>> Start

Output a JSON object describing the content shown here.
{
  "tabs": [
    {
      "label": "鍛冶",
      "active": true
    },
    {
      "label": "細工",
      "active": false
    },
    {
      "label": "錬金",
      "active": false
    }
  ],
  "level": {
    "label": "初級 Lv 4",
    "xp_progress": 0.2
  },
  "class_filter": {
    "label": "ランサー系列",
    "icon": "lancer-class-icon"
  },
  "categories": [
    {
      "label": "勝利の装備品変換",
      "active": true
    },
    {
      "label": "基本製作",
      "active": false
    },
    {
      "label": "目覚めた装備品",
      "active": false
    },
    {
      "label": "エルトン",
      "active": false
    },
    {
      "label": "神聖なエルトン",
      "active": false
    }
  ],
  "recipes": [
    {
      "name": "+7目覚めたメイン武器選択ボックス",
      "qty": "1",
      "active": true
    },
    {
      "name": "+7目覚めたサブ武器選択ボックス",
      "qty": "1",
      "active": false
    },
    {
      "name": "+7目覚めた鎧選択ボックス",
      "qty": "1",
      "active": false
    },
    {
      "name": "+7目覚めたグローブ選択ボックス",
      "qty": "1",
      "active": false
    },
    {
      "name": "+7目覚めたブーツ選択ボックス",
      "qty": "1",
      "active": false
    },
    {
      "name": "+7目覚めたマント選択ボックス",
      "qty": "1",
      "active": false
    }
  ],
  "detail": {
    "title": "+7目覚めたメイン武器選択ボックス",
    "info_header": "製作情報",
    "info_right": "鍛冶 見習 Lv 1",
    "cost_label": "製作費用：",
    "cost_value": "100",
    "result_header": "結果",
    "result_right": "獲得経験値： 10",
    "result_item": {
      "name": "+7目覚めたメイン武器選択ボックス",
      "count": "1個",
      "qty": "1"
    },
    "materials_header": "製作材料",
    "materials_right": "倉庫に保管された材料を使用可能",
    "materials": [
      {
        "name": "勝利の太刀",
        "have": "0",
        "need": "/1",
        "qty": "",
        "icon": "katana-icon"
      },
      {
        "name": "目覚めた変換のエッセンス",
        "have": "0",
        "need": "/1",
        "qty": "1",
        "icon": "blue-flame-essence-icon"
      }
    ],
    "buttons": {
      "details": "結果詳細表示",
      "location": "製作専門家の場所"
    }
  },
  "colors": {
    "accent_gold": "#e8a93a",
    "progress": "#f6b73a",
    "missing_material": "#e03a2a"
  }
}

>> End

**YOUR OBJECTIVE:**
The full set of records should be duplicated exactly.

**WRITTEN SOLUTION:**
Output a JSON object describing the content shown here.
{
  "tabs": [
    {
      "label": "鍛冶",
      "active": true
    },
    {
      "label": "細工",
      "active": false
    },
    {
      "label": "錬金",
      "active": false
    }
  ],
  "level": {
    "label": "初級 Lv 4",
    "xp_progress": 0.2
  },
  "class_filter": {
    "label": "ランサー系列",
    "icon": "lancer-class-icon"
  },
  "categories": [
    {
      "label": "勝利の装備品変換",
      "active": true
    },
    {
      "label": "基本製作",
      "active": false
    },
    {
      "label": "目覚めた装備品",
      "active": false
    },
    {
      "label": "エルトン",
      "active": false
    },
    {
      "label": "神聖なエルトン",
      "active": false
    }
  ],
  "recipes": [
    {
      "name": "+7目覚めたメイン武器選択ボックス",
      "qty": "1",
      "active": true
    },
    {
      "name": "+7目覚めたサブ武器選択ボックス",
      "qty": "1",
      "active": false
    },
    {
      "name": "+7目覚めた鎧選択ボックス",
      "qty": "1",
      "active": false
    },
    {
      "name": "+7目覚めたグローブ選択ボックス",
      "qty": "1",
      "active": false
    },
    {
      "name": "+7目覚めたブーツ選択ボックス",
      "qty": "1",
      "active": false
    },
    {
      "name": "+7目覚めたマント選択ボックス",
      "qty": "1",
      "active": false
    }
  ],
  "detail": {
    "title": "+7目覚めたメイン武器選択ボックス",
    "info_header": "製作情報",
    "info_right": "鍛冶 見習 Lv 1",
    "cost_label": "製作費用：",
    "cost_value": "100",
    "result_header": "結果",
    "result_right": "獲得経験値： 10",
    "result_item": {
      "name": "+7目覚めたメイン武器選択ボックス",
      "count": "1個",
      "qty": "1"
    },
    "materials_header": "製作材料",
    "materials_right": "倉庫に保管された材料を使用可能",
    "materials": [
      {
        "name": "勝利の太刀",
        "have": "0",
        "need": "/1",
        "qty": "",
        "icon": "katana-icon"
      },
      {
        "name": "目覚めた変換のエッセンス",
        "have": "0",
        "need": "/1",
        "qty": "1",
        "icon": "blue-flame-essence-icon"
      }
    ],
    "buttons": {
      "details": "結果詳細表示",
      "location": "製作専門家の場所"
    }
  },
  "colors": {
    "accent_gold": "#e8a93a",
    "progress": "#f6b73a",
    "missing_material": "#e03a2a"
  }
}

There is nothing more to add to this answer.